=== Goal of the exercise ===
Print the entire listing. Each line must match the original exactly.

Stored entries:
** Start **

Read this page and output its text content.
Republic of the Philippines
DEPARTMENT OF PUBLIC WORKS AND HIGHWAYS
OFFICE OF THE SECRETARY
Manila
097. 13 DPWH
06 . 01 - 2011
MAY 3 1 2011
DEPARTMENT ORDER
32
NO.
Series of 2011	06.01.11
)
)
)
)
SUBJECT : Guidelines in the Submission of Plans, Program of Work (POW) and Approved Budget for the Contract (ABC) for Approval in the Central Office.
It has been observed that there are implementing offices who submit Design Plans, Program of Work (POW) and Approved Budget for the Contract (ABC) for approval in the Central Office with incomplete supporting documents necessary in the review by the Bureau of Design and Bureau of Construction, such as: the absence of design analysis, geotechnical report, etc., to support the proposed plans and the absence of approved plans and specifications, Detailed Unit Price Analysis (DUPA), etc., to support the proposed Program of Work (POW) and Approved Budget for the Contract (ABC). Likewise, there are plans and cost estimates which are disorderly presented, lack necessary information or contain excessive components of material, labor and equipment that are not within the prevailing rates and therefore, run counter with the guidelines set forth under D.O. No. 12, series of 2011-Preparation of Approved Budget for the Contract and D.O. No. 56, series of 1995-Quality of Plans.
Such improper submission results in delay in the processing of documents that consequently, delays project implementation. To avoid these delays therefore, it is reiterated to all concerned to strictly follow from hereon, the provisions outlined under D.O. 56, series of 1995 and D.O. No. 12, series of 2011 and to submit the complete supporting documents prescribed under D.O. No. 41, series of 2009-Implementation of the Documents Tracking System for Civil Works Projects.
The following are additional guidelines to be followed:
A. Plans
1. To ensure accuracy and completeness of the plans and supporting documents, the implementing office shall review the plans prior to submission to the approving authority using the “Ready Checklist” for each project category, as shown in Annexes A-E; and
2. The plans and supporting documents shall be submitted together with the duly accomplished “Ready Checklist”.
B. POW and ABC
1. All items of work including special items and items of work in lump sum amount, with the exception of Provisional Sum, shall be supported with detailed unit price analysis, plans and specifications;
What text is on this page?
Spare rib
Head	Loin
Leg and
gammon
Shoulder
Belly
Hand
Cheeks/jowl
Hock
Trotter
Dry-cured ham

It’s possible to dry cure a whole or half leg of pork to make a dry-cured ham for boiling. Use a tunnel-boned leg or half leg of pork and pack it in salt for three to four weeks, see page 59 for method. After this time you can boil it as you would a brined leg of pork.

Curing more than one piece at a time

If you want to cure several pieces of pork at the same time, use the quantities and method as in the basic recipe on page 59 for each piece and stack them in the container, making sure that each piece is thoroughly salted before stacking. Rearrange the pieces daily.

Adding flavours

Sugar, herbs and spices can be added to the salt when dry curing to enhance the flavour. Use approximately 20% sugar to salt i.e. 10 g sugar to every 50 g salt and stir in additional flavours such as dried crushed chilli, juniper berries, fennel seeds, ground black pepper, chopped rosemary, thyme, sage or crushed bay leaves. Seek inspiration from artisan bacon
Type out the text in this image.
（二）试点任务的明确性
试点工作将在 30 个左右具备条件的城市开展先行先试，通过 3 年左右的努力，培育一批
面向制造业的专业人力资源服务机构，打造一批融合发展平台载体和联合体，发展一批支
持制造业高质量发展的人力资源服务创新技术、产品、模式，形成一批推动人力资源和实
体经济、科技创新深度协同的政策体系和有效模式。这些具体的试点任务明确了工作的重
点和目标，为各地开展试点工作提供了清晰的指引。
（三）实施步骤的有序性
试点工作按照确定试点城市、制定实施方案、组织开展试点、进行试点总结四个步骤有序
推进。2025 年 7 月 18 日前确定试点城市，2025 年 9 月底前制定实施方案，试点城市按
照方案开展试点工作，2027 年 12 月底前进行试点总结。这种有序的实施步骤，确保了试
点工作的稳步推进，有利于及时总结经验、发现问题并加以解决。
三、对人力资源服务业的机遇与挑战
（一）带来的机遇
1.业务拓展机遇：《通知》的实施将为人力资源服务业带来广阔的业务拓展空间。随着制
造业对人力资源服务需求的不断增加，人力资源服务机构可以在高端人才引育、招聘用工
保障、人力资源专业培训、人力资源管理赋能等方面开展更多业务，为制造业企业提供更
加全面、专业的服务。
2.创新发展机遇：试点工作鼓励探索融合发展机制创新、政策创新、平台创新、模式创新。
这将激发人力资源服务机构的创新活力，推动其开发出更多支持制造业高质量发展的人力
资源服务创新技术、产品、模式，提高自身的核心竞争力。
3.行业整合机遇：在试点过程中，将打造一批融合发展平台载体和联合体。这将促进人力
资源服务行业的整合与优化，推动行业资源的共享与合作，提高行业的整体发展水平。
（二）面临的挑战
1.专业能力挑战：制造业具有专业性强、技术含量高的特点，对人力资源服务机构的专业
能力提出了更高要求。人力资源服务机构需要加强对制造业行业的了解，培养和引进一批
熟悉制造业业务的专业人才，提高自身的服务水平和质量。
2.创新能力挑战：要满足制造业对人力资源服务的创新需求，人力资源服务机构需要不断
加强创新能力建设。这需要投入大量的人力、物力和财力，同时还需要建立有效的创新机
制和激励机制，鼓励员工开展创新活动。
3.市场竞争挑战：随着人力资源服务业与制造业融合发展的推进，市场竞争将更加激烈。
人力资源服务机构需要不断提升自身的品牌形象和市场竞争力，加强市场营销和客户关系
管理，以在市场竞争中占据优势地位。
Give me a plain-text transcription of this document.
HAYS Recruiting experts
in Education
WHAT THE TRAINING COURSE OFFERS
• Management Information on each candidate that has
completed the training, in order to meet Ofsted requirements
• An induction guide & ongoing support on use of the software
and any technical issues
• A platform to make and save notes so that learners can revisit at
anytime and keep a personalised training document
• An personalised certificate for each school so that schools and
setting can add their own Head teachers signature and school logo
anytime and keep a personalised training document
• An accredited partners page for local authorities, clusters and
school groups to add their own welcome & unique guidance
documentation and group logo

** End **

=== Correct response ===
Read this page and output its text content.
Republic of the Philippines
DEPARTMENT OF PUBLIC WORKS AND HIGHWAYS
OFFICE OF THE SECRETARY
Manila
097. 13 DPWH
06 . 01 - 2011
MAY 3 1 2011
DEPARTMENT ORDER
32
NO.
Series of 2011	06.01.11
)
)
)
)
SUBJECT : Guidelines in the Submission of Plans, Program of Work (POW) and Approved Budget for the Contract (ABC) for Approval in the Central Office.
It has been observed that there are implementing offices who submit Design Plans, Program of Work (POW) and Approved Budget for the Contract (ABC) for approval in the Central Office with incomplete supporting documents necessary in the review by the Bureau of Design and Bureau of Construction, such as: the absence of design analysis, geotechnical report, etc., to support the proposed plans and the absence of approved plans and specifications, Detailed Unit Price Analysis (DUPA), etc., to support the proposed Program of Work (POW) and Approved Budget for the Contract (ABC). Likewise, there are plans and cost estimates which are disorderly presented, lack necessary information or contain excessive components of material, labor and equipment that are not within the prevailing rates and therefore, run counter with the guidelines set forth under D.O. No. 12, series of 2011-Preparation of Approved Budget for the Contract and D.O. No. 56, series of 1995-Quality of Plans.
Such improper submission results in delay in the processing of documents that consequently, delays project implementation. To avoid these delays therefore, it is reiterated to all concerned to strictly follow from hereon, the provisions outlined under D.O. 56, series of 1995 and D.O. No. 12, series of 2011 and to submit the complete supporting documents prescribed under D.O. No. 41, series of 2009-Implementation of the Documents Tracking System for Civil Works Projects.
The following are additional guidelines to be followed:
A. Plans
1. To ensure accuracy and completeness of the plans and supporting documents, the implementing office shall review the plans prior to submission to the approving authority using the “Ready Checklist” for each project category, as shown in Annexes A-E; and
2. The plans and supporting documents shall be submitted together with the duly accomplished “Ready Checklist”.
B. POW and ABC
1. All items of work including special items and items of work in lump sum amount, with the exception of Provisional Sum, shall be supported with detailed unit price analysis, plans and specifications;
What text is on this page?
Spare rib
Head	Loin
Leg and
gammon
Shoulder
Belly
Hand
Cheeks/jowl
Hock
Trotter
Dry-cured ham

It’s possible to dry cure a whole or half leg of pork to make a dry-cured ham for boiling. Use a tunnel-boned leg or half leg of pork and pack it in salt for three to four weeks, see page 59 for method. After this time you can boil it as you would a brined leg of pork.

Curing more than one piece at a time

If you want to cure several pieces of pork at the same time, use the quantities and method as in the basic recipe on page 59 for each piece and stack them in the container, making sure that each piece is thoroughly salted before stacking. Rearrange the pieces daily.

Adding flavours

Sugar, herbs and spices can be added to the salt when dry curing to enhance the flavour. Use approximately 20% sugar to salt i.e. 10 g sugar to every 50 g salt and stir in additional flavours such as dried crushed chilli, juniper berries, fennel seeds, ground black pepper, chopped rosemary, thyme, sage or crushed bay leaves. Seek inspiration from artisan bacon
Type out the text in this image.
（二）试点任务的明确性
试点工作将在 30 个左右具备条件的城市开展先行先试，通过 3 年左右的努力，培育一批
面向制造业的专业人力资源服务机构，打造一批融合发展平台载体和联合体，发展一批支
持制造业高质量发展的人力资源服务创新技术、产品、模式，形成一批推动人力资源和实
体经济、科技创新深度协同的政策体系和有效模式。这些具体的试点任务明确了工作的重
点和目标，为各地开展试点工作提供了清晰的指引。
（三）实施步骤的有序性
试点工作按照确定试点城市、制定实施方案、组织开展试点、进行试点总结四个步骤有序
推进。2025 年 7 月 18 日前确定试点城市，2025 年 9 月底前制定实施方案，试点城市按
照方案开展试点工作，2027 年 12 月底前进行试点总结。这种有序的实施步骤，确保了试
点工作的稳步推进，有利于及时总结经验、发现问题并加以解决。
三、对人力资源服务业的机遇与挑战
（一）带来的机遇
1.业务拓展机遇：《通知》的实施将为人力资源服务业带来广阔的业务拓展空间。随着制
造业对人力资源服务需求的不断增加，人力资源服务机构可以在高端人才引育、招聘用工
保障、人力资源专业培训、人力资源管理赋能等方面开展更多业务，为制造业企业提供更
加全面、专业的服务。
2.创新发展机遇：试点工作鼓励探索融合发展机制创新、政策创新、平台创新、模式创新。
这将激发人力资源服务机构的创新活力，推动其开发出更多支持制造业高质量发展的人力
资源服务创新技术、产品、模式，提高自身的核心竞争力。
3.行业整合机遇：在试点过程中，将打造一批融合发展平台载体和联合体。这将促进人力
资源服务行业的整合与优化，推动行业资源的共享与合作，提高行业的整体发展水平。
（二）面临的挑战
1.专业能力挑战：制造业具有专业性强、技术含量高的特点，对人力资源服务机构的专业
能力提出了更高要求。人力资源服务机构需要加强对制造业行业的了解，培养和引进一批
熟悉制造业业务的专业人才，提高自身的服务水平和质量。
2.创新能力挑战：要满足制造业对人力资源服务的创新需求，人力资源服务机构需要不断
加强创新能力建设。这需要投入大量的人力、物力和财力，同时还需要建立有效的创新机
制和激励机制，鼓励员工开展创新活动。
3.市场竞争挑战：随着人力资源服务业与制造业融合发展的推进，市场竞争将更加激烈。
人力资源服务机构需要不断提升自身的品牌形象和市场竞争力，加强市场营销和客户关系
管理，以在市场竞争中占据优势地位。
Give me a plain-text transcription of this document.
HAYS Recruiting experts
in Education
WHAT THE TRAINING COURSE OFFERS
• Management Information on each candidate that has
completed the training, in order to meet Ofsted requirements
• An induction guide & ongoing support on use of the software
and any technical issues
• A platform to make and save notes so that learners can revisit at
anytime and keep a personalised training document
• An personalised certificate for each school so that schools and
setting can add their own Head teachers signature and school logo
anytime and keep a personalised training document
• An accredited partners page for local authorities, clusters and
school groups to add their own welcome & unique guidance
documentation and group logo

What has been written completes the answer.